■ **TASK PROMPT**: Can the data below be set down again exactly, line for line?

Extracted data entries

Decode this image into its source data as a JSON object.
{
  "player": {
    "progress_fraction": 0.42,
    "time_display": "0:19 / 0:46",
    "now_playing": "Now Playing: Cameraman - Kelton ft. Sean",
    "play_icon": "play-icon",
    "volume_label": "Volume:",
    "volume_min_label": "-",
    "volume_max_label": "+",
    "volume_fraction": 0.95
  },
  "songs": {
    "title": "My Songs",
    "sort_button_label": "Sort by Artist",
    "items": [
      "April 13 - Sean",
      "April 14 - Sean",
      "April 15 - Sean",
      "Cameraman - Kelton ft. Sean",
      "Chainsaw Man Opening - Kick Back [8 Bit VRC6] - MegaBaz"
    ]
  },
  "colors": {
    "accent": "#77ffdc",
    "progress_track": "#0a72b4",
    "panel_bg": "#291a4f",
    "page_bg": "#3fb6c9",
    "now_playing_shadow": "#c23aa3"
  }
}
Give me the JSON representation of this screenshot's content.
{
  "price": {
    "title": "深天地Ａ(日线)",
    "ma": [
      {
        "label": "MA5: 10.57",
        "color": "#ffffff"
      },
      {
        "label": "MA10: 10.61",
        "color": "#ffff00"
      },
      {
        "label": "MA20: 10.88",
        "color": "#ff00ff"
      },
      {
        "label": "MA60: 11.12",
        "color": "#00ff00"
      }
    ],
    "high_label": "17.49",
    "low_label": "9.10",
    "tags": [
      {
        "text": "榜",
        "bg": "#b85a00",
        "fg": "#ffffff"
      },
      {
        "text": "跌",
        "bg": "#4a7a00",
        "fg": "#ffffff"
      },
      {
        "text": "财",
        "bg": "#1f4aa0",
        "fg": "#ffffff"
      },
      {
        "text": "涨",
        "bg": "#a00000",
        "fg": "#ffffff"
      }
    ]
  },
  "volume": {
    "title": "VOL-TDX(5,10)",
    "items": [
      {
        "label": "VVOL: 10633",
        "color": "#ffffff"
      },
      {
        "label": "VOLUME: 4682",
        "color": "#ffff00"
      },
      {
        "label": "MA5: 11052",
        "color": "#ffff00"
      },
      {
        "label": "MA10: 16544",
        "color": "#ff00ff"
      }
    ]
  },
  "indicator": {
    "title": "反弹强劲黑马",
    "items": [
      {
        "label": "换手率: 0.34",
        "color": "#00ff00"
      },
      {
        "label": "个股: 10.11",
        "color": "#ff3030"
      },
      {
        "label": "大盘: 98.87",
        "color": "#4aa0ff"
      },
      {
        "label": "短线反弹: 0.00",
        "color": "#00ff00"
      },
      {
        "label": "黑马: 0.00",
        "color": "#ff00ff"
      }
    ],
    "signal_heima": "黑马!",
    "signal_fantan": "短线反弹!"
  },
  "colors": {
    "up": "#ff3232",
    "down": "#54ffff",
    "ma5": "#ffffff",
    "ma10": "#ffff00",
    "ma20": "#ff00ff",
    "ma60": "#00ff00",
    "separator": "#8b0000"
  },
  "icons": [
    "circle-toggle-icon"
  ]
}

■ **FINISHED TASK**:
Decode this image into its source data as a JSON object.
{
  "player": {
    "progress_fraction": 0.42,
    "time_display": "0:19 / 0:46",
    "now_playing": "Now Playing: Cameraman - Kelton ft. Sean",
    "play_icon": "play-icon",
    "volume_label": "Volume:",
    "volume_min_label": "-",
    "volume_max_label": "+",
    "volume_fraction": 0.95
  },
  "songs": {
    "title": "My Songs",
    "sort_button_label": "Sort by Artist",
    "items": [
      "April 13 - Sean",
      "April 14 - Sean",
      "April 15 - Sean",
      "Cameraman - Kelton ft. Sean",
      "Chainsaw Man Opening - Kick Back [8 Bit VRC6] - MegaBaz"
    ]
  },
  "colors": {
    "accent": "#77ffdc",
    "progress_track": "#0a72b4",
    "panel_bg": "#291a4f",
    "page_bg": "#3fb6c9",
    "now_playing_shadow": "#c23aa3"
  }
}
Give me the JSON representation of this screenshot's content.
{
  "price": {
    "title": "深天地Ａ(日线)",
    "ma": [
      {
        "label": "MA5: 10.57",
        "color": "#ffffff"
      },
      {
        "label": "MA10: 10.61",
        "color": "#ffff00"
      },
      {
        "label": "MA20: 10.88",
        "color": "#ff00ff"
      },
      {
        "label": "MA60: 11.12",
        "color": "#00ff00"
      }
    ],
    "high_label": "17.49",
    "low_label": "9.10",
    "tags": [
      {
        "text": "榜",
        "bg": "#b85a00",
        "fg": "#ffffff"
      },
      {
        "text": "跌",
        "bg": "#4a7a00",
        "fg": "#ffffff"
      },
      {
        "text": "财",
        "bg": "#1f4aa0",
        "fg": "#ffffff"
      },
      {
        "text": "涨",
        "bg": "#a00000",
        "fg": "#ffffff"
      }
    ]
  },
  "volume": {
    "title": "VOL-TDX(5,10)",
    "items": [
      {
        "label": "VVOL: 10633",
        "color": "#ffffff"
      },
      {
        "label": "VOLUME: 4682",
        "color": "#ffff00"
      },
      {
        "label": "MA5: 11052",
        "color": "#ffff00"
      },
      {
        "label": "MA10: 16544",
        "color": "#ff00ff"
      }
    ]
  },
  "indicator": {
    "title": "反弹强劲黑马",
    "items": [
      {
        "label": "换手率: 0.34",
        "color": "#00ff00"
      },
      {
        "label": "个股: 10.11",
        "color": "#ff3030"
      },
      {
        "label": "大盘: 98.87",
        "color": "#4aa0ff"
      },
      {
        "label": "短线反弹: 0.00",
        "color": "#00ff00"
      },
      {
        "label": "黑马: 0.00",
        "color": "#ff00ff"
      }
    ],
    "signal_heima": "黑马!",
    "signal_fantan": "短线反弹!"
  },
  "colors": {
    "up": "#ff3232",
    "down": "#54ffff",
    "ma5": "#ffffff",
    "ma10": "#ffff00",
    "ma20": "#ff00ff",
    "ma60": "#00ff00",
    "separator": "#8b0000"
  },
  "icons": [
    "circle-toggle-icon"
  ]
}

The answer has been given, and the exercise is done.